### PASSAGE:
Firstly, it isn't even actually published yet, so I'm not sure why you'd use
it as an example of why people shouldn't have tried other knwon techniques for
avoiding data races.

Secondly, there are plenty of already known ways of mitigating data races in
managed languages (incidentally, the "managed time" paper you describe
actually has a really good survey of availabile mitigation techniques).
Haskell is normally data race free. So is Erlang (99% of the time). Databases,
and transactional systems in general, give you _far_ more guarantees than
simple data race freedom (especially in the face of high concurrency) without
making it ludicrously hard to reason about (if you use a strong enough
isolation level), and they do that through managed software.

All of these systems, as good as they are, have very important tradeoffs: *
They trade off pure speed for higher throughput (generally speaking). * Even
if they are totally race condition free internally, they are still susceptible
to them when they interact with external systems (even other instances of
their own runtimes). * They require you to significantly constrain how you
write code in order to make it actually satisfy these properties.

And while points (1) and (2) actually have lots of similarities with the
tradeoffs of garbage collection as a technique, point (3) does not (well, I
guess you could argue about pointer math :)). I believe that this represents
irreducible complexity in parallel programming.

(Labeled region data)

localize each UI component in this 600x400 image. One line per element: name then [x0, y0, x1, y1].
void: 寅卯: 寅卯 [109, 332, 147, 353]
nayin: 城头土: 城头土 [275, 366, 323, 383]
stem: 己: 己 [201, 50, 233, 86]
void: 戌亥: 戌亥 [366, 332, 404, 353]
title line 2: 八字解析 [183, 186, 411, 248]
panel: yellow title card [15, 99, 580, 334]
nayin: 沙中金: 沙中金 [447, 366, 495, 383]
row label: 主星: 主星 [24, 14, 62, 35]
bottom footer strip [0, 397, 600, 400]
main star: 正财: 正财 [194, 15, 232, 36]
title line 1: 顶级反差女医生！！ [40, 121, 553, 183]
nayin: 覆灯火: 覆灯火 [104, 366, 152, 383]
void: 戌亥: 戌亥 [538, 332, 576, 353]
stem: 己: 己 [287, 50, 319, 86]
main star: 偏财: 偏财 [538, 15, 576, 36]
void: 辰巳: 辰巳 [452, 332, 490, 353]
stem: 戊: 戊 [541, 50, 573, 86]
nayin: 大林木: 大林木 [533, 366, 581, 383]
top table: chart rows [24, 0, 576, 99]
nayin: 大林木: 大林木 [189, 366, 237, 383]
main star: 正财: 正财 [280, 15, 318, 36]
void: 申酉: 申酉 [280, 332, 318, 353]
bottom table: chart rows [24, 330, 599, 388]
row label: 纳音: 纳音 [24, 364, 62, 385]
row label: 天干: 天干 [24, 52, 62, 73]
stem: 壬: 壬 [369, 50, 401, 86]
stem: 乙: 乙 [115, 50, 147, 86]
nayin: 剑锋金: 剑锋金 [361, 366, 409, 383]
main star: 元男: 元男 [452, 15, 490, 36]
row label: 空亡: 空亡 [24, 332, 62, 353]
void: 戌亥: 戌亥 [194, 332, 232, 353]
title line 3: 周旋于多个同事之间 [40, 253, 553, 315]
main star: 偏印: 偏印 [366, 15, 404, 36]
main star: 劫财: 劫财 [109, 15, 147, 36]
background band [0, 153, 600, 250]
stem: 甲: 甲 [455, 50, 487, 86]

### EXERCISE TASKS:
1) Render the sentence "Haskell is normally data race free." from the post on data races into Spanish.
2) Which two languages does the post on data races name as usually free of data races?
3) Write a continuation of the post on data races, beginning after its final sentence.
The data come from a source separate from the post on data races.

### RESPONSE LIST:
1) Haskell normalmente está libre de carreras de datos.

2) Haskell and Erlang.

3)
As far as I can tell, Glitch is not different from transactional database
systems, and arguably much worse since it's a pretty naive implementation.
Restriction to commutative state updates is attactive in many cases, and they
are easy to optimize, but there are _tons_ of updates that aren't commutative
(look at a reasonably complex database system, some of which actually do have
notions of commutativity). Tasks are just another word for transactions (as
you can see, boundaries are explicitly specified). Glitch claims it is
different from this because they "do not address ordering changes made inside
a transaction, nor coordinating multiple causally connected transactions into
larger-scale processes." I find these claims very strange because at least as
used in databases, explicit orderings are actually pretty uncommon (that's the
whole point!) and Glitch is going to have the exact same issue if you try to
use it with the rest of the system. Similarly, the article discusses how
transactions need to be aborted and retried, but Glitch already does this.

Because the system does not have any knowledge of global ordering, replay
order is fairly suboptimal (this was found to matter in practice in
PostgreSQL, for example, which avoids lots of potential deadlocks and
incorrectly reported serialization failures by reordering dependencies in this
way). Additionally, to preserve all its invariants, the program must remember
old state until the entire system is in a consistent state, which will lead to
substantial memory ovheread over other systems. Fixed-point iteration is also
intrinsically quite slow in many cases--I don't see any runtime analysis here
but I suspect in practice it is going to be a far cry from even naive garbage
collection techniques. Since the only reason to actually _do_ concurrent
programming is for performance (except, again, where interacting with external
systems, at which point your runtime can't help you anyway) I don't think this
can be usefully handwaved away. Unlike MVCC, Glitch does does not preserve an
easily _accessible_ view of old state (it's there but requires calculation to
reach), I think this problem is not going to go away with a better compiler as
the authors claim.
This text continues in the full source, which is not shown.